------ Data for this exercise

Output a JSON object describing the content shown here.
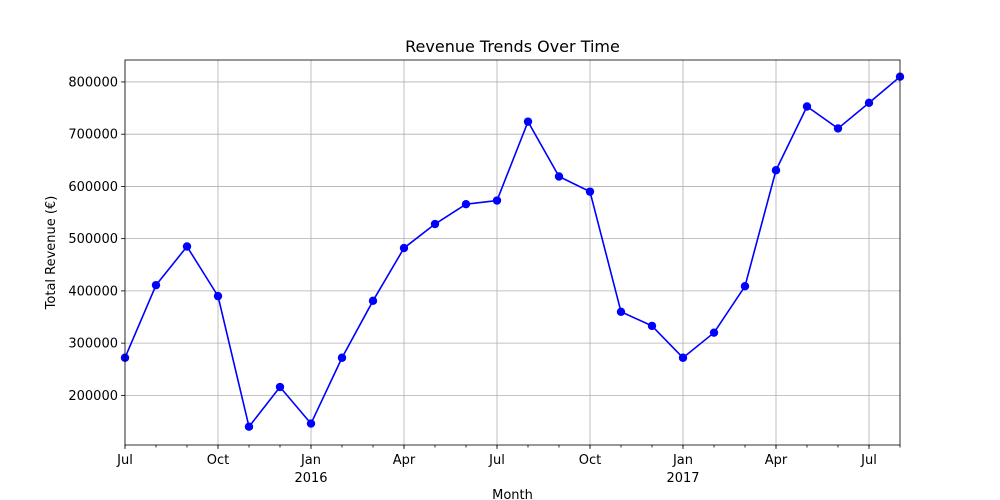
{
  "chart_data": {
    "type": "line",
    "title": "Revenue Trends Over Time",
    "xlabel": "Month",
    "ylabel": "Total Revenue (€)",
    "x": [
      "2015-07",
      "2015-08",
      "2015-09",
      "2015-10",
      "2015-11",
      "2015-12",
      "2016-01",
      "2016-02",
      "2016-03",
      "2016-04",
      "2016-05",
      "2016-06",
      "2016-07",
      "2016-08",
      "2016-09",
      "2016-10",
      "2016-11",
      "2016-12",
      "2017-01",
      "2017-02",
      "2017-03",
      "2017-04",
      "2017-05",
      "2017-06",
      "2017-07",
      "2017-08"
    ],
    "series": [
      {
        "values": [
          272000,
          411000,
          485000,
          390000,
          140000,
          216000,
          146000,
          272000,
          381000,
          482000,
          528000,
          566000,
          573000,
          724000,
          619000,
          590000,
          360000,
          333000,
          272000,
          320000,
          409000,
          631000,
          753000,
          711000,
          760000,
          810000
        ],
        "color": "#0000ff",
        "marker": "circle"
      }
    ],
    "xlim": [
      "2015-07",
      "2017-08"
    ],
    "ylim": [
      105000,
      842000
    ],
    "yticks": [
      200000,
      300000,
      400000,
      500000,
      600000,
      700000,
      800000
    ],
    "xticks": [
      {
        "x": "2015-07",
        "label": "Jul"
      },
      {
        "x": "2015-10",
        "label": "Oct"
      },
      {
        "x": "2016-01",
        "label": "Jan",
        "year": "2016"
      },
      {
        "x": "2016-04",
        "label": "Apr"
      },
      {
        "x": "2016-07",
        "label": "Jul"
      },
      {
        "x": "2016-10",
        "label": "Oct"
      },
      {
        "x": "2017-01",
        "label": "Jan",
        "year": "2017"
      },
      {
        "x": "2017-04",
        "label": "Apr"
      },
      {
        "x": "2017-07",
        "label": "Jul"
      }
    ],
    "grid": true,
    "legend": "none"
  }
}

------------

Task brief: From the data, list each line in which the string "Revenue" appears.

Worked answer:
    "title": "Revenue Trends Over Time",
    "ylabel": "Total Revenue (€)",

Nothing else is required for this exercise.